Given data:
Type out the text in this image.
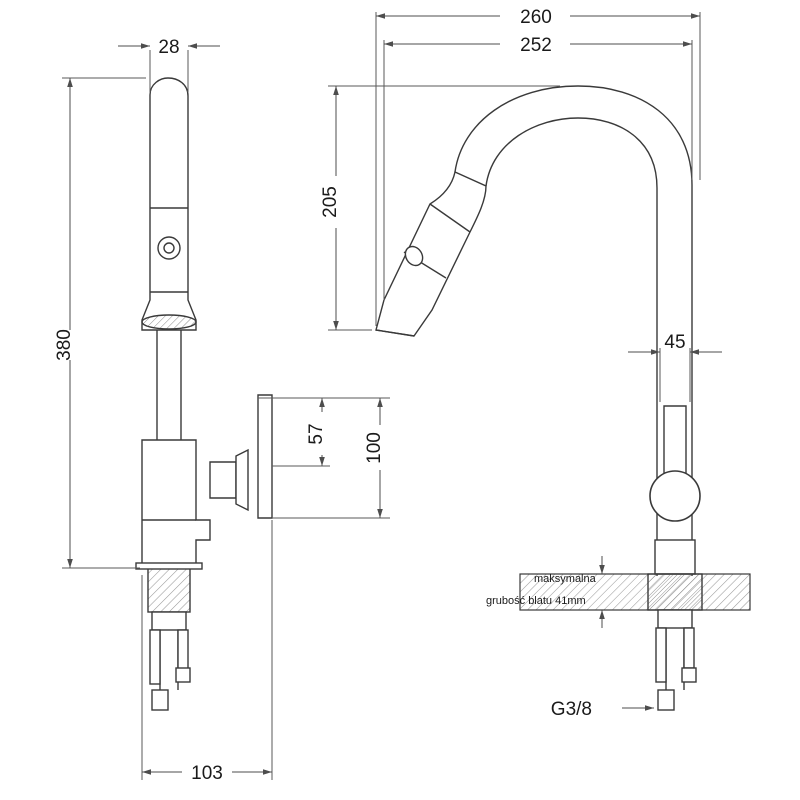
28
380
103
260
252
205
57 100
45
G3/8
maksymalna
grubość blatu 41mm
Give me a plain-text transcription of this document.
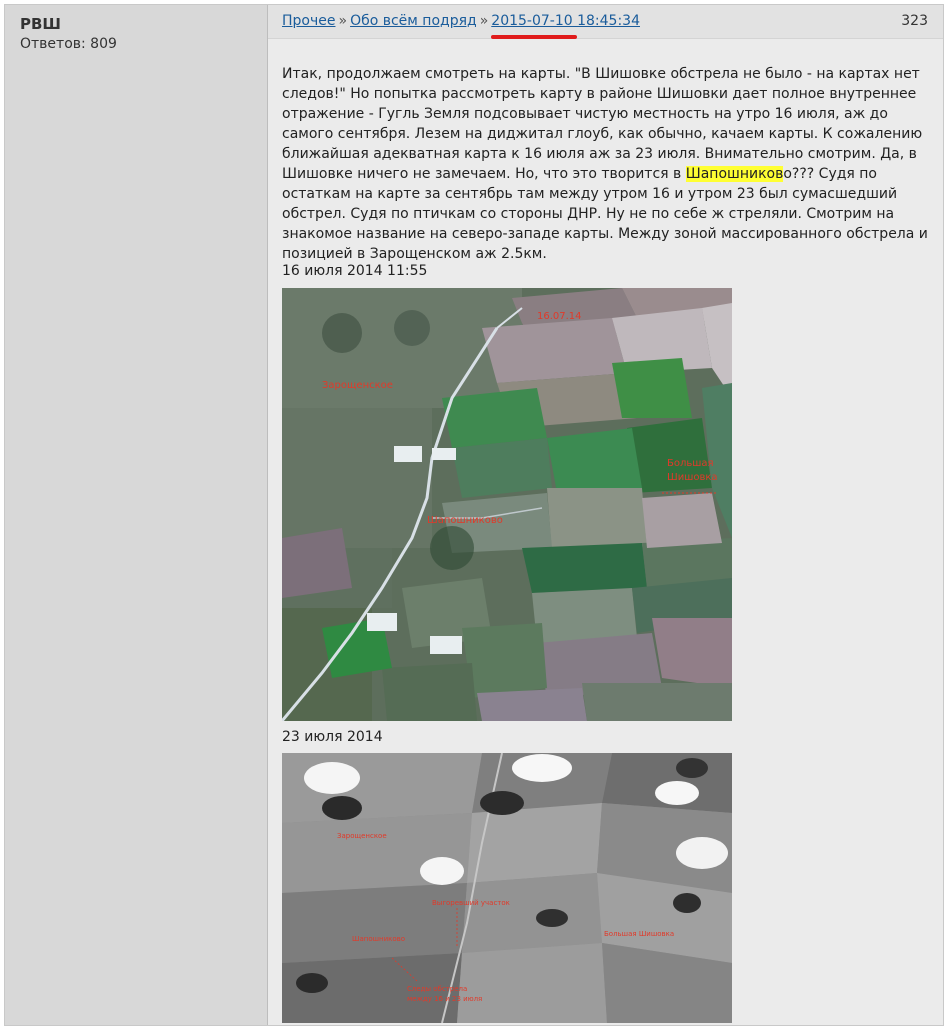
РВШ
Ответов: 809
Прочее » Обо всём подряд » 2015-07-10 18:45:34	323
Итак, продолжаем смотреть на карты. "В Шишовке обстрела не было - на картах нет следов!" Но попытка рассмотреть карту в районе Шишовки дает полное внутреннее отражение - Гугль Земля подсовывает чистую местность на утро 16 июля, аж до самого сентября. Лезем на диджитал глоуб, как обычно, качаем карты. К сожалению ближайшая адекватная карта к 16 июля аж за 23 июля. Внимательно смотрим. Да, в Шишовке ничего не замечаем. Но, что это творится в Шапошниково??? Судя по остаткам на карте за сентябрь там между утром 16 и утром 23 был сумасшедший обстрел. Судя по птичкам со стороны ДНР. Ну не по себе ж стреляли. Смотрим на знакомое название на северо-западе карты. Между зоной массированного обстрела и позицией в Зарощенском аж 2.5км.
16 июля 2014 11:55
16.07.14
Зарощенское
Шапошниково
Большая
Шишовка
23 июля 2014
Зарощенское
Выгоревший участок
Шапошниково
Большая Шишовка
Следы обстрела
между 16 и 23 июля
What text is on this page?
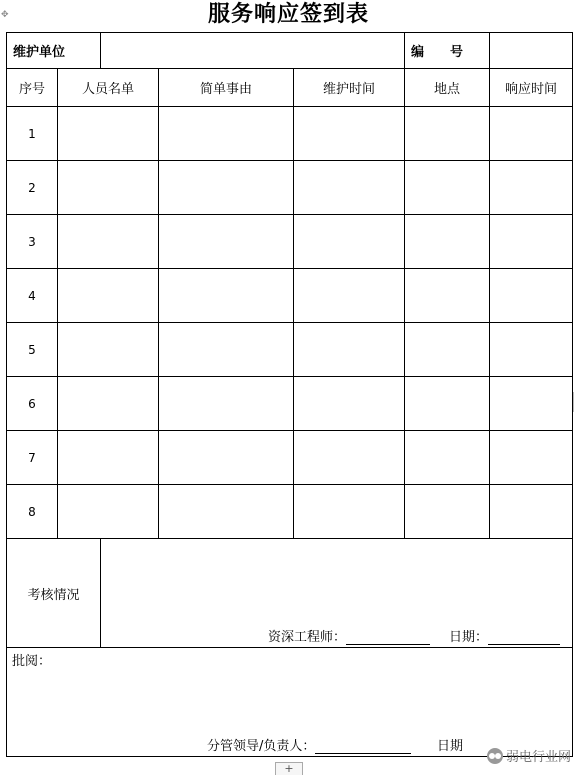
✥	服务响应签到表
维护单位					编　　号	
序号	人员名单		简单事由	维护时间	地点	响应时间
1						
2						
3						
4						
5						
6						
7						
8						
考核情况		资深工程师： 日期：				

批阅：
分管领导/负责人： 日期						
弱电行业网
+
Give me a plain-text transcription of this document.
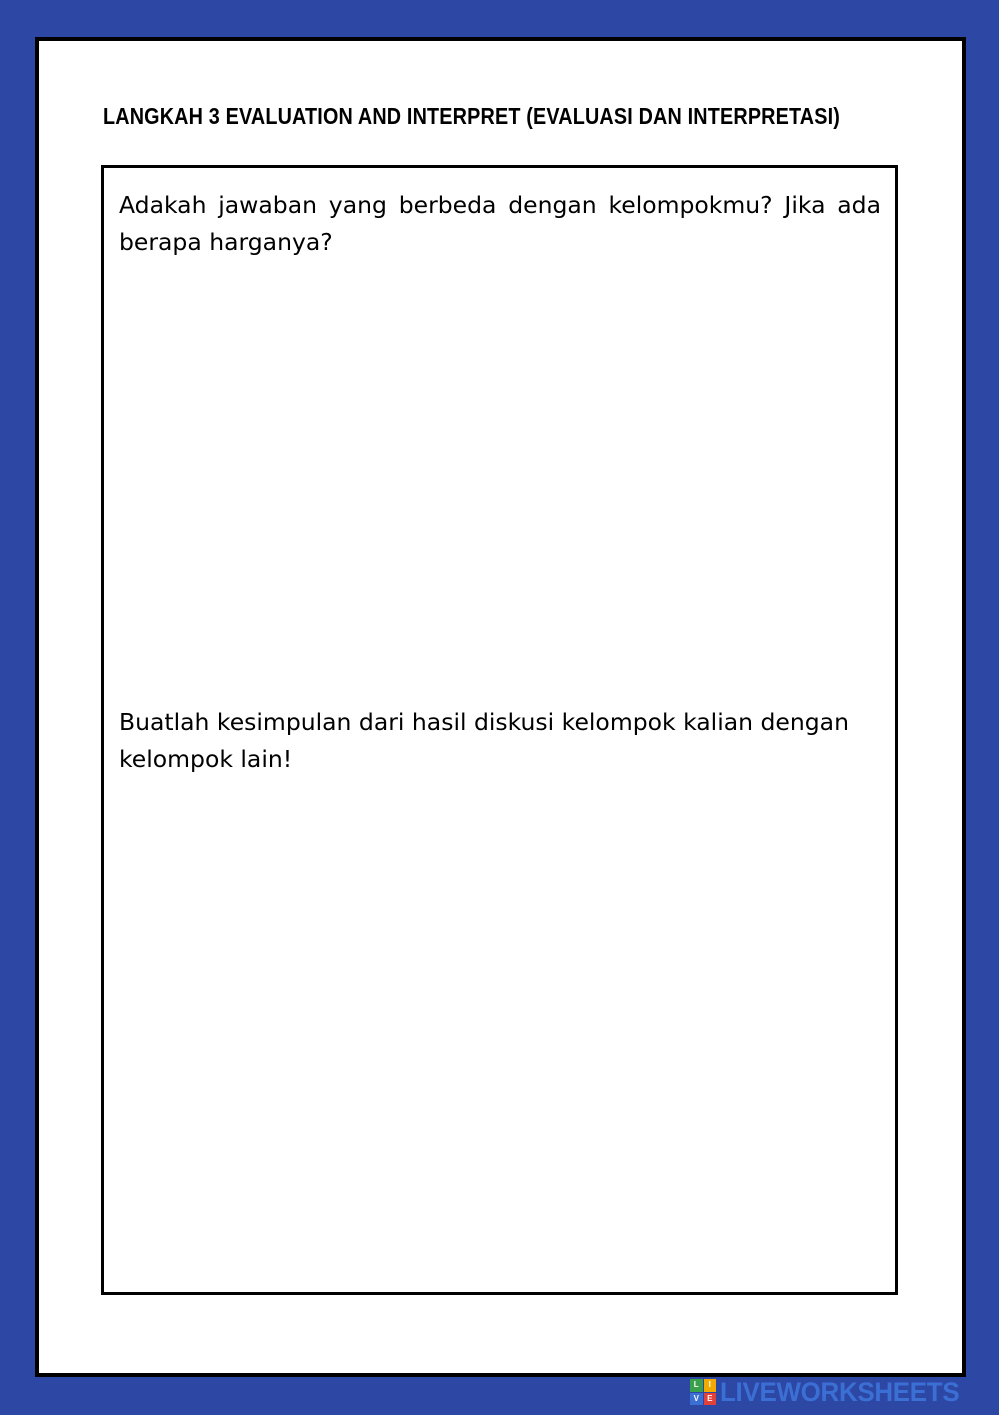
LANGKAH 3 EVALUATION AND INTERPRET (EVALUASI DAN INTERPRETASI)

Adakah jawaban yang berbeda dengan kelompokmu? Jika ada berapa harganya?

Buatlah kesimpulan dari hasil diskusi kelompok kalian dengan kelompok lain!

L	I
V	E LIVEWORKSHEETS
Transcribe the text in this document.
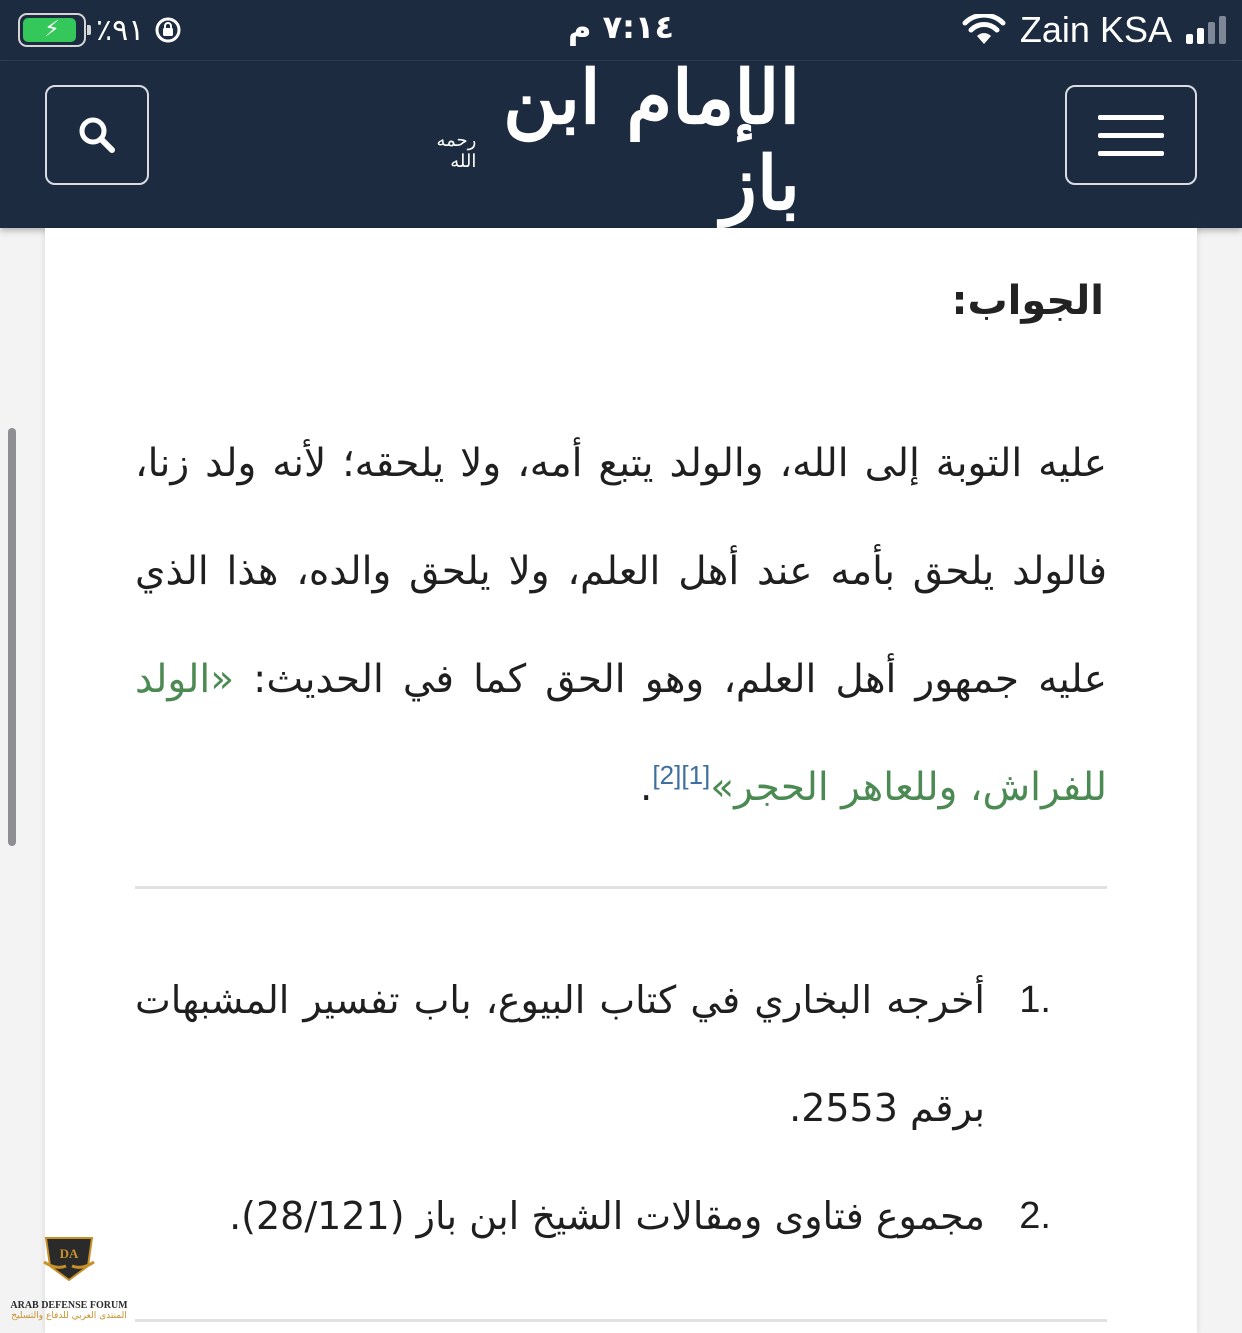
⚡	٪٩١	٧:١٤ م	Zain KSA
الإمام ابن باز
رحمه الله
الجواب:

عليه التوبة إلى الله، والولد يتبع أمه، ولا يلحقه؛ لأنه ولد زنا، فالولد يلحق بأمه عند أهل العلم، ولا يلحق والده، هذا الذي عليه جمهور أهل العلم، وهو الحق كما في الحديث: «الولد للفراش، وللعاهر الحجر»[1][2].

1.
أخرجه البخاري في كتاب البيوع، باب تفسير المشبهات برقم 2553.
2.
مجموع فتاوى ومقالات الشيخ ابن باز (28/121).
DA
ARAB DEFENSE FORUM
المنتدى العربي للدفاع والتسليح
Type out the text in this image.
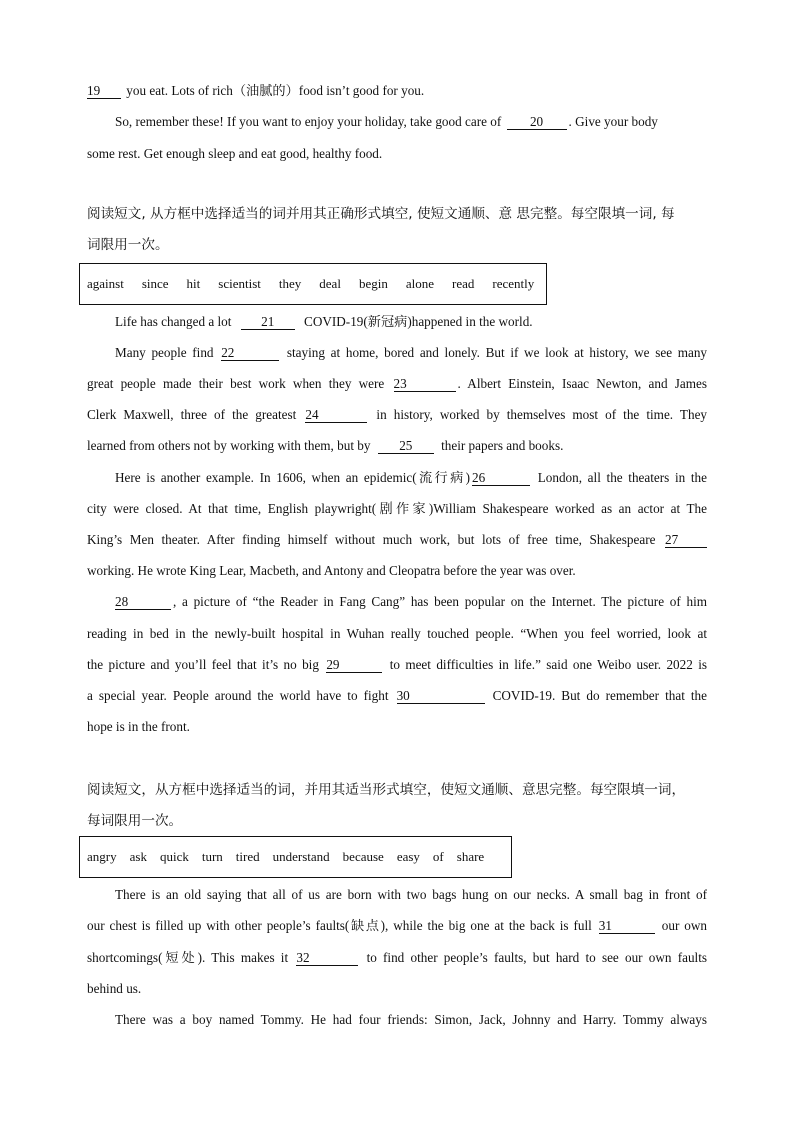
19 you eat. Lots of rich（油腻的）food isn’t good for you.
So, remember these! If you want to enjoy your holiday, take good care of 20 . Give your body
some rest. Get enough sleep and eat good, healthy food.
阅读短文, 从方框中选择适当的词并用其正确形式填空, 使短文通顺、意 思完整。每空限填一词, 每
词限用一次。
against since hit scientist they deal begin alone read recently
Life has changed a lot 21 COVID-19(新冠病)happened in the world.
Many people find 22	staying at home, bored and lonely. But if we look at history, we see many
great people made their best work when they were 23	. Albert Einstein, Isaac Newton, and James
Clerk Maxwell, three of the greatest 24	in history, worked by themselves most of the time. They
learned from others not by working with them, but by 25 their papers and books.
Here is another example. In 1606, when an epidemic(流行病) 26	London, all the theaters in the
city were closed. At that time, English playwright(剧作家)William Shakespeare worked as an actor at The
King’s Men theater. After finding himself without much work, but lots of free time, Shakespeare 27
working. He wrote King Lear, Macbeth, and Antony and Cleopatra before the year was over.
28	, a picture of “the Reader in Fang Cang” has been popular on the Internet. The picture of him
reading in bed in the newly-built hospital in Wuhan really touched people. “When you feel worried, look at
the picture and you’ll feel that it’s no big 29	to meet difficulties in life.” said one Weibo user. 2022 is
a special year. People around the world have to fight 30	COVID-19. But do remember that the
hope is in the front.
阅读短文，从方框中选择适当的词，并用其适当形式填空，使短文通顺、意思完整。每空限填一词，
每词限用一次。
angry ask quick turn tired understand because easy of share
There is an old saying that all of us are born with two bags hung on our necks. A small bag in front of
our chest is filled up with other people’s faults(缺点), while the big one at the back is full 31	our own
shortcomings(短处). This makes it 32	to find other people’s faults, but hard to see our own faults
behind us.
There was a boy named Tommy. He had four friends: Simon, Jack, Johnny and Harry. Tommy always
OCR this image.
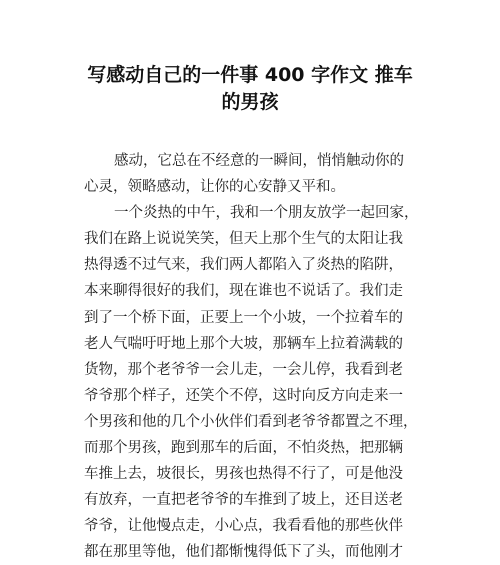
写感动自己的一件事 400 字作文 推车
的男孩

感动，它总在不经意的一瞬间，悄悄触动你的
心灵，领略感动，让你的心安静又平和。

一个炎热的中午，我和一个朋友放学一起回家，
我们在路上说说笑笑，但天上那个生气的太阳让我
热得透不过气来，我们两人都陷入了炎热的陷阱，
本来聊得很好的我们，现在谁也不说话了。我们走
到了一个桥下面，正要上一个小坡，一个拉着车的
老人气喘吁吁地上那个大坡，那辆车上拉着满载的
货物，那个老爷爷一会儿走，一会儿停，我看到老
爷爷那个样子，还笑个不停，这时向反方向走来一
个男孩和他的几个小伙伴们看到老爷爷都置之不理，
而那个男孩，跑到那车的后面，不怕炎热，把那辆
车推上去，坡很长，男孩也热得不行了，可是他没
有放弃，一直把老爷爷的车推到了坡上，还目送老
爷爷，让他慢点走，小心点，我看看他的那些伙伴
都在那里等他，他们都惭愧得低下了头，而他刚才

What is being asked: Leave out all images, then reproduce the entries above exactly.

Full output:
Type out the text in this image.
28
380
103
260
252
205
57 100
45
G3/8
maksymalna
grubość blatu 41mm
Give me a plain-text transcription of this document.
РВШ
Ответов: 809
Прочее » Обо всём подряд » 2015-07-10 18:45:34	323
Итак, продолжаем смотреть на карты. "В Шишовке обстрела не было - на картах нет следов!" Но попытка рассмотреть карту в районе Шишовки дает полное внутреннее отражение - Гугль Земля подсовывает чистую местность на утро 16 июля, аж до самого сентября. Лезем на диджитал глоуб, как обычно, качаем карты. К сожалению ближайшая адекватная карта к 16 июля аж за 23 июля. Внимательно смотрим. Да, в Шишовке ничего не замечаем. Но, что это творится в Шапошниково??? Судя по остаткам на карте за сентябрь там между утром 16 и утром 23 был сумасшедший обстрел. Судя по птичкам со стороны ДНР. Ну не по себе ж стреляли. Смотрим на знакомое название на северо-западе карты. Между зоной массированного обстрела и позицией в Зарощенском аж 2.5км.
16 июля 2014 11:55
16.07.14
Зарощенское
Шапошниково
Большая
Шишовка
23 июля 2014
Зарощенское
Выгоревший участок
Шапошниково
Большая Шишовка
Следы обстрела
между 16 и 23 июля
What text is on this page?
✥	服务响应签到表
维护单位					编　　号	
序号	人员名单		简单事由	维护时间	地点	响应时间
1						
2						
3						
4						
5						
6						
7						
8						
考核情况		资深工程师： 日期：				

批阅：
分管领导/负责人： 日期						
弱电行业网
+
Give me a plain-text transcription of this document.
LANGKAH 3 EVALUATION AND INTERPRET (EVALUASI DAN INTERPRETASI)

Adakah jawaban yang berbeda dengan kelompokmu? Jika ada berapa harganya?

Buatlah kesimpulan dari hasil diskusi kelompok kalian dengan kelompok lain!

L	I
V	E LIVEWORKSHEETS
Transcribe the text in this document.
⚡	٪٩١	٧:١٤ م	Zain KSA
الإمام ابن باز
رحمه الله
الجواب:

عليه التوبة إلى الله، والولد يتبع أمه، ولا يلحقه؛ لأنه ولد زنا، فالولد يلحق بأمه عند أهل العلم، ولا يلحق والده، هذا الذي عليه جمهور أهل العلم، وهو الحق كما في الحديث: «الولد للفراش، وللعاهر الحجر»[1][2].

1.
أخرجه البخاري في كتاب البيوع، باب تفسير المشبهات برقم 2553.
2.
مجموع فتاوى ومقالات الشيخ ابن باز (28/121).
DA
ARAB DEFENSE FORUM
المنتدى العربي للدفاع والتسليح
Type out the text in this image.
19 you eat. Lots of rich（油腻的）food isn’t good for you.
So, remember these! If you want to enjoy your holiday, take good care of 20 . Give your body
some rest. Get enough sleep and eat good, healthy food.
阅读短文, 从方框中选择适当的词并用其正确形式填空, 使短文通顺、意 思完整。每空限填一词, 每
词限用一次。
against since hit scientist they deal begin alone read recently
Life has changed a lot 21 COVID-19(新冠病)happened in the world.
Many people find 22	staying at home, bored and lonely. But if we look at history, we see many
great people made their best work when they were 23	. Albert Einstein, Isaac Newton, and James
Clerk Maxwell, three of the greatest 24	in history, worked by themselves most of the time. They
learned from others not by working with them, but by 25 their papers and books.
Here is another example. In 1606, when an epidemic(流行病) 26	London, all the theaters in the
city were closed. At that time, English playwright(剧作家)William Shakespeare worked as an actor at The
King’s Men theater. After finding himself without much work, but lots of free time, Shakespeare 27
working. He wrote King Lear, Macbeth, and Antony and Cleopatra before the year was over.
28	, a picture of “the Reader in Fang Cang” has been popular on the Internet. The picture of him
reading in bed in the newly-built hospital in Wuhan really touched people. “When you feel worried, look at
the picture and you’ll feel that it’s no big 29	to meet difficulties in life.” said one Weibo user. 2022 is
a special year. People around the world have to fight 30	COVID-19. But do remember that the
hope is in the front.
阅读短文，从方框中选择适当的词，并用其适当形式填空，使短文通顺、意思完整。每空限填一词，
每词限用一次。
angry ask quick turn tired understand because easy of share
There is an old saying that all of us are born with two bags hung on our necks. A small bag in front of
our chest is filled up with other people’s faults(缺点), while the big one at the back is full 31	our own
shortcomings(短处). This makes it 32	to find other people’s faults, but hard to see our own faults
behind us.
There was a boy named Tommy. He had four friends: Simon, Jack, Johnny and Harry. Tommy always
OCR this image.
写感动自己的一件事 400 字作文 推车
的男孩

感动，它总在不经意的一瞬间，悄悄触动你的
心灵，领略感动，让你的心安静又平和。

一个炎热的中午，我和一个朋友放学一起回家，
我们在路上说说笑笑，但天上那个生气的太阳让我
热得透不过气来，我们两人都陷入了炎热的陷阱，
本来聊得很好的我们，现在谁也不说话了。我们走
到了一个桥下面，正要上一个小坡，一个拉着车的
老人气喘吁吁地上那个大坡，那辆车上拉着满载的
货物，那个老爷爷一会儿走，一会儿停，我看到老
爷爷那个样子，还笑个不停，这时向反方向走来一
个男孩和他的几个小伙伴们看到老爷爷都置之不理，
而那个男孩，跑到那车的后面，不怕炎热，把那辆
车推上去，坡很长，男孩也热得不行了，可是他没
有放弃，一直把老爷爷的车推到了坡上，还目送老
爷爷，让他慢点走，小心点，我看看他的那些伙伴
都在那里等他，他们都惭愧得低下了头，而他刚才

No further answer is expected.